> **Data records**
+ + + +

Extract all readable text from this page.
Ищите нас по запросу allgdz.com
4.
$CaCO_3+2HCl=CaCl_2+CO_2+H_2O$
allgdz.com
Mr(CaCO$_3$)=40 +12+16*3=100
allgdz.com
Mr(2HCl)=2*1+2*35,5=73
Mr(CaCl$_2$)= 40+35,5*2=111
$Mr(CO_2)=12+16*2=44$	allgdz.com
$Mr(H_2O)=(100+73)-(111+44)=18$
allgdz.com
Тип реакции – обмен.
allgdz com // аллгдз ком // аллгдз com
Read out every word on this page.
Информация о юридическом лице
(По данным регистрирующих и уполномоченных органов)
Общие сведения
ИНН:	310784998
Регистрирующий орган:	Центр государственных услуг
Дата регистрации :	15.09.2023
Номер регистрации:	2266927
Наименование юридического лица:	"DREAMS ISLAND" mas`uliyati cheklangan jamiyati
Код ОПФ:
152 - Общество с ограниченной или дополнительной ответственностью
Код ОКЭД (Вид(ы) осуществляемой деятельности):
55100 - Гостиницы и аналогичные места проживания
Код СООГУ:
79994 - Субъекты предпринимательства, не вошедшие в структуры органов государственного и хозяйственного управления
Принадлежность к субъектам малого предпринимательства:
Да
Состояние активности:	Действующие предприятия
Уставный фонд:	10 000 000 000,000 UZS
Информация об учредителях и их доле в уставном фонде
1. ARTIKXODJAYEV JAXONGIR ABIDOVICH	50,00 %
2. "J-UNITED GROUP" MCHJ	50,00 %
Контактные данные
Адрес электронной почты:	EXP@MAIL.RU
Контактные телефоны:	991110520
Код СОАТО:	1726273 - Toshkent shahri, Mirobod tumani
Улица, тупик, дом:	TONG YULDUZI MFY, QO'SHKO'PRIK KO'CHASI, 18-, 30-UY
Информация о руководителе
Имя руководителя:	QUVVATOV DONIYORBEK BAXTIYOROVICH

+ + + +

> **Problem to work on**
From the records above, extract every entry exactly as given.

> **Full answer**
Extract all readable text from this page.
Ищите нас по запросу allgdz.com
4.
$CaCO_3+2HCl=CaCl_2+CO_2+H_2O$
allgdz.com
Mr(CaCO$_3$)=40 +12+16*3=100
allgdz.com
Mr(2HCl)=2*1+2*35,5=73
Mr(CaCl$_2$)= 40+35,5*2=111
$Mr(CO_2)=12+16*2=44$	allgdz.com
$Mr(H_2O)=(100+73)-(111+44)=18$
allgdz.com
Тип реакции – обмен.
allgdz com // аллгдз ком // аллгдз com
Read out every word on this page.
Информация о юридическом лице
(По данным регистрирующих и уполномоченных органов)
Общие сведения
ИНН:	310784998
Регистрирующий орган:	Центр государственных услуг
Дата регистрации :	15.09.2023
Номер регистрации:	2266927
Наименование юридического лица:	"DREAMS ISLAND" mas`uliyati cheklangan jamiyati
Код ОПФ:
152 - Общество с ограниченной или дополнительной ответственностью
Код ОКЭД (Вид(ы) осуществляемой деятельности):
55100 - Гостиницы и аналогичные места проживания
Код СООГУ:
79994 - Субъекты предпринимательства, не вошедшие в структуры органов государственного и хозяйственного управления
Принадлежность к субъектам малого предпринимательства:
Да
Состояние активности:	Действующие предприятия
Уставный фонд:	10 000 000 000,000 UZS
Информация об учредителях и их доле в уставном фонде
1. ARTIKXODJAYEV JAXONGIR ABIDOVICH	50,00 %
2. "J-UNITED GROUP" MCHJ	50,00 %
Контактные данные
Адрес электронной почты:	EXP@MAIL.RU
Контактные телефоны:	991110520
Код СОАТО:	1726273 - Toshkent shahri, Mirobod tumani
Улица, тупик, дом:	TONG YULDUZI MFY, QO'SHKO'PRIK KO'CHASI, 18-, 30-UY
Информация о руководителе
Имя руководителя:	QUVVATOV DONIYORBEK BAXTIYOROVICH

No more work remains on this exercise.